Rows.
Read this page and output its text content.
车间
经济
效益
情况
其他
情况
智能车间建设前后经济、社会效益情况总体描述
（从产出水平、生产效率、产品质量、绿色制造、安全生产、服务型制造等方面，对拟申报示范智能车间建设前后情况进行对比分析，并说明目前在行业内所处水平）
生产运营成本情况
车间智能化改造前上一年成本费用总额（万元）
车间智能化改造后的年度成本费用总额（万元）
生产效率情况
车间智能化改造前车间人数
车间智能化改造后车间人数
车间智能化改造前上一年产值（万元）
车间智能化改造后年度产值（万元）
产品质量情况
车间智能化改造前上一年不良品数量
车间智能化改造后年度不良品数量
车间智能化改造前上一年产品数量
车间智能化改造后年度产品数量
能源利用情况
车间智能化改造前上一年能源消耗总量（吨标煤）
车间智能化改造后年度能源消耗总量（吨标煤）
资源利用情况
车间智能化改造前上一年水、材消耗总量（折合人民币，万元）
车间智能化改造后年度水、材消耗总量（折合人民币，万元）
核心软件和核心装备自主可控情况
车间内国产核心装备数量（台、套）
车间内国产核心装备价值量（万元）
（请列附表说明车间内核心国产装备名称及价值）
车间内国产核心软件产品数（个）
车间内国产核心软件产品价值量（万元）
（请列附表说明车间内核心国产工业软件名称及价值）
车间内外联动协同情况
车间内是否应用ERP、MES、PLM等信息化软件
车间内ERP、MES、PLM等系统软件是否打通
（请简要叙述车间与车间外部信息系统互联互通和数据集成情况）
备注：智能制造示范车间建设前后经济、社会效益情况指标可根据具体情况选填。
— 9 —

Exercise. Retype the listing. Match it exactly.

The response.
Read this page and output its text content.
车间
经济
效益
情况
其他
情况
智能车间建设前后经济、社会效益情况总体描述
（从产出水平、生产效率、产品质量、绿色制造、安全生产、服务型制造等方面，对拟申报示范智能车间建设前后情况进行对比分析，并说明目前在行业内所处水平）
生产运营成本情况
车间智能化改造前上一年成本费用总额（万元）
车间智能化改造后的年度成本费用总额（万元）
生产效率情况
车间智能化改造前车间人数
车间智能化改造后车间人数
车间智能化改造前上一年产值（万元）
车间智能化改造后年度产值（万元）
产品质量情况
车间智能化改造前上一年不良品数量
车间智能化改造后年度不良品数量
车间智能化改造前上一年产品数量
车间智能化改造后年度产品数量
能源利用情况
车间智能化改造前上一年能源消耗总量（吨标煤）
车间智能化改造后年度能源消耗总量（吨标煤）
资源利用情况
车间智能化改造前上一年水、材消耗总量（折合人民币，万元）
车间智能化改造后年度水、材消耗总量（折合人民币，万元）
核心软件和核心装备自主可控情况
车间内国产核心装备数量（台、套）
车间内国产核心装备价值量（万元）
（请列附表说明车间内核心国产装备名称及价值）
车间内国产核心软件产品数（个）
车间内国产核心软件产品价值量（万元）
（请列附表说明车间内核心国产工业软件名称及价值）
车间内外联动协同情况
车间内是否应用ERP、MES、PLM等信息化软件
车间内ERP、MES、PLM等系统软件是否打通
（请简要叙述车间与车间外部信息系统互联互通和数据集成情况）
备注：智能制造示范车间建设前后经济、社会效益情况指标可根据具体情况选填。
— 9 —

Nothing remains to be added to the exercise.